Record extracts:
◇ ◇ ◇ ◇ ◇ ◇ ◇

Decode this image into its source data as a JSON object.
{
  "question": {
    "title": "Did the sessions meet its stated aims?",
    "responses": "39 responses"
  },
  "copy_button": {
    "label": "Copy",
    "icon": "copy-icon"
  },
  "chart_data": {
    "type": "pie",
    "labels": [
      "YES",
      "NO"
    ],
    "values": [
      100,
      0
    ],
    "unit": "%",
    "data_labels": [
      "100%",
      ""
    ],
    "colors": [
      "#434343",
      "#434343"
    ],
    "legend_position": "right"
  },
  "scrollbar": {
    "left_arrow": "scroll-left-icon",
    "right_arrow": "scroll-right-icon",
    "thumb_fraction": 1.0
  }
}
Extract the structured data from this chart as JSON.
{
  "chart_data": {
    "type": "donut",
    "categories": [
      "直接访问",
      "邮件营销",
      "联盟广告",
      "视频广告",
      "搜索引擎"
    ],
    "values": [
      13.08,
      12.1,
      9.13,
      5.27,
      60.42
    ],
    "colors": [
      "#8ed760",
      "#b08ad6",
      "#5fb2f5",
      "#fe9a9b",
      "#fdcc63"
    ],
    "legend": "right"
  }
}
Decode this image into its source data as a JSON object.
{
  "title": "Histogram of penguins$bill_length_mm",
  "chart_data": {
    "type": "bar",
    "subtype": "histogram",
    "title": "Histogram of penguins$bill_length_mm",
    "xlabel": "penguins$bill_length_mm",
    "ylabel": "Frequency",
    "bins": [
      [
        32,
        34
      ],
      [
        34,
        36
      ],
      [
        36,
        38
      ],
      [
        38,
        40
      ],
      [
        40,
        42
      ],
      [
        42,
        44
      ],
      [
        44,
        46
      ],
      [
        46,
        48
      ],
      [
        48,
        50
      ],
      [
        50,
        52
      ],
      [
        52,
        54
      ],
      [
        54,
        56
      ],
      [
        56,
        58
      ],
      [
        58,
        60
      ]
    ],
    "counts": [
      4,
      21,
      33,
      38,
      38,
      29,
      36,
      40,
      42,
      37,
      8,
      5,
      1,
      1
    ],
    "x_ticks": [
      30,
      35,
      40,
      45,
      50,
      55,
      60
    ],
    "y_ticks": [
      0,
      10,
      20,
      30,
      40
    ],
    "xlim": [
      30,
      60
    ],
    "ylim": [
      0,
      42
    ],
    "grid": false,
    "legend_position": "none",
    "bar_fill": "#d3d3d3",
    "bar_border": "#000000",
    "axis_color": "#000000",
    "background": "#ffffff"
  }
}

◇ ◇ ◇ ◇ ◇ ◇ ◇

Request:
Please quote every record above exactly as it appears.

Task solution:
Decode this image into its source data as a JSON object.
{
  "question": {
    "title": "Did the sessions meet its stated aims?",
    "responses": "39 responses"
  },
  "copy_button": {
    "label": "Copy",
    "icon": "copy-icon"
  },
  "chart_data": {
    "type": "pie",
    "labels": [
      "YES",
      "NO"
    ],
    "values": [
      100,
      0
    ],
    "unit": "%",
    "data_labels": [
      "100%",
      ""
    ],
    "colors": [
      "#434343",
      "#434343"
    ],
    "legend_position": "right"
  },
  "scrollbar": {
    "left_arrow": "scroll-left-icon",
    "right_arrow": "scroll-right-icon",
    "thumb_fraction": 1.0
  }
}
Extract the structured data from this chart as JSON.
{
  "chart_data": {
    "type": "donut",
    "categories": [
      "直接访问",
      "邮件营销",
      "联盟广告",
      "视频广告",
      "搜索引擎"
    ],
    "values": [
      13.08,
      12.1,
      9.13,
      5.27,
      60.42
    ],
    "colors": [
      "#8ed760",
      "#b08ad6",
      "#5fb2f5",
      "#fe9a9b",
      "#fdcc63"
    ],
    "legend": "right"
  }
}
Decode this image into its source data as a JSON object.
{
  "title": "Histogram of penguins$bill_length_mm",
  "chart_data": {
    "type": "bar",
    "subtype": "histogram",
    "title": "Histogram of penguins$bill_length_mm",
    "xlabel": "penguins$bill_length_mm",
    "ylabel": "Frequency",
    "bins": [
      [
        32,
        34
      ],
      [
        34,
        36
      ],
      [
        36,
        38
      ],
      [
        38,
        40
      ],
      [
        40,
        42
      ],
      [
        42,
        44
      ],
      [
        44,
        46
      ],
      [
        46,
        48
      ],
      [
        48,
        50
      ],
      [
        50,
        52
      ],
      [
        52,
        54
      ],
      [
        54,
        56
      ],
      [
        56,
        58
      ],
      [
        58,
        60
      ]
    ],
    "counts": [
      4,
      21,
      33,
      38,
      38,
      29,
      36,
      40,
      42,
      37,
      8,
      5,
      1,
      1
    ],
    "x_ticks": [
      30,
      35,
      40,
      45,
      50,
      55,
      60
    ],
    "y_ticks": [
      0,
      10,
      20,
      30,
      40
    ],
    "xlim": [
      30,
      60
    ],
    "ylim": [
      0,
      42
    ],
    "grid": false,
    "legend_position": "none",
    "bar_fill": "#d3d3d3",
    "bar_border": "#000000",
    "axis_color": "#000000",
    "background": "#ffffff"
  }
}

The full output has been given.